=== SUPPLIED DATA ===

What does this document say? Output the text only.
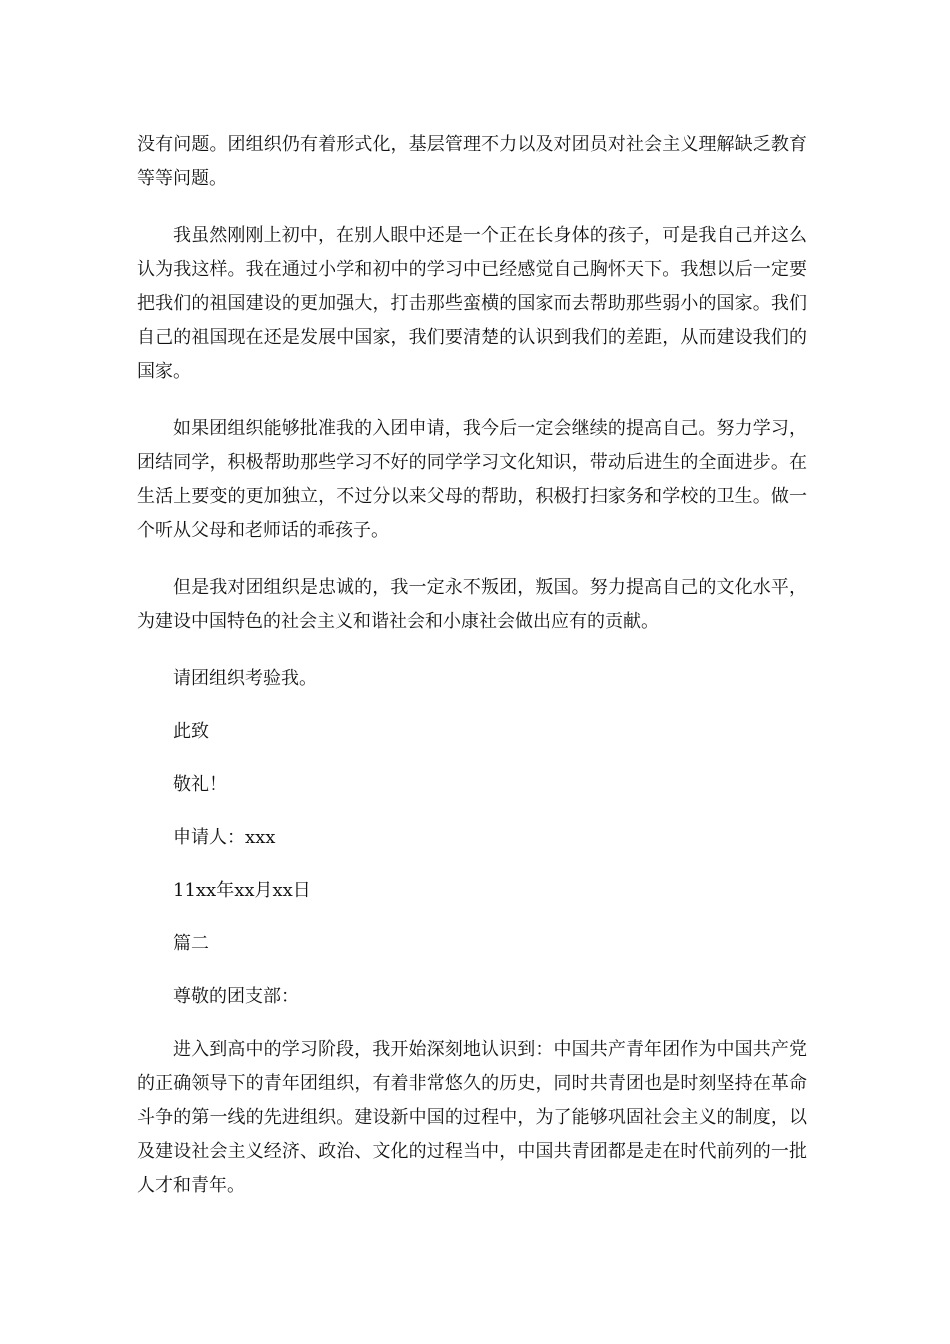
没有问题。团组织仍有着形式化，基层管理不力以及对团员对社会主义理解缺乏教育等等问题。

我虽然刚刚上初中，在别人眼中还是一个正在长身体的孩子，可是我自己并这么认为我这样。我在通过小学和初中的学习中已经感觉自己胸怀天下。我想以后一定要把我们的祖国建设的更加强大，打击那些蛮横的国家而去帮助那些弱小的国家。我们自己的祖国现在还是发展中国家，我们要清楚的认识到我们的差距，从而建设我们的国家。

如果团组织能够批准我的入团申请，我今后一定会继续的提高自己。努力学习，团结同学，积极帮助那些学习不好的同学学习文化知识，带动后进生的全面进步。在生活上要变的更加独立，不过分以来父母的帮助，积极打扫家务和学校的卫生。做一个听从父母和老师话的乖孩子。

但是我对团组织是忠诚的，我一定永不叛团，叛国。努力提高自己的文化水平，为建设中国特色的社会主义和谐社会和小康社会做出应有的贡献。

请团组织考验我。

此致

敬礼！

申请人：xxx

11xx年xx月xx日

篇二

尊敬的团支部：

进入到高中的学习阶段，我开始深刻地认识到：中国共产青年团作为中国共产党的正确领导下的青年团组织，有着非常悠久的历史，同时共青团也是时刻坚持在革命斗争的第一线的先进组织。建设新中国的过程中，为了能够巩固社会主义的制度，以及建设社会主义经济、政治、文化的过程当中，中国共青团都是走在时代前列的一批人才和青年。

===
=== SUPPLIED DATA ===

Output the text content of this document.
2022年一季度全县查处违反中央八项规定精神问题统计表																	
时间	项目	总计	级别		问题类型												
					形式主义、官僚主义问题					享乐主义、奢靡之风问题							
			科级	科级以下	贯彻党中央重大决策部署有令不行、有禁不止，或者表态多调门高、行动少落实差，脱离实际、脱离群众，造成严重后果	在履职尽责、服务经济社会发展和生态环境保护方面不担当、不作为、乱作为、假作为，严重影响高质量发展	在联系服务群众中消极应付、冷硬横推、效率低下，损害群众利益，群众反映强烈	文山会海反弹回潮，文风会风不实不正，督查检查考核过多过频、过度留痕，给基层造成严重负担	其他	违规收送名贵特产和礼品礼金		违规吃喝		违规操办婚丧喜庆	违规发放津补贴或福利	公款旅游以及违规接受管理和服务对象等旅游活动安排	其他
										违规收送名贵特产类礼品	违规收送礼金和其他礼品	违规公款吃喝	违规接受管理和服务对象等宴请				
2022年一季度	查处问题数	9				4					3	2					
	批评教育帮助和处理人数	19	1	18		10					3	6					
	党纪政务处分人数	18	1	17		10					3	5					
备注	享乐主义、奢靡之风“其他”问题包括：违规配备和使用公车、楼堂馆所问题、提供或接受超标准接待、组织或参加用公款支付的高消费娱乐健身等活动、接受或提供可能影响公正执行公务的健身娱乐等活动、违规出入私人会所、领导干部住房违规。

===

◆ **EXERCISE PROMPT**:
Exactly how many lines contain "document"? State the number and nothing else.

◆ **TASK SOLUTION**:
2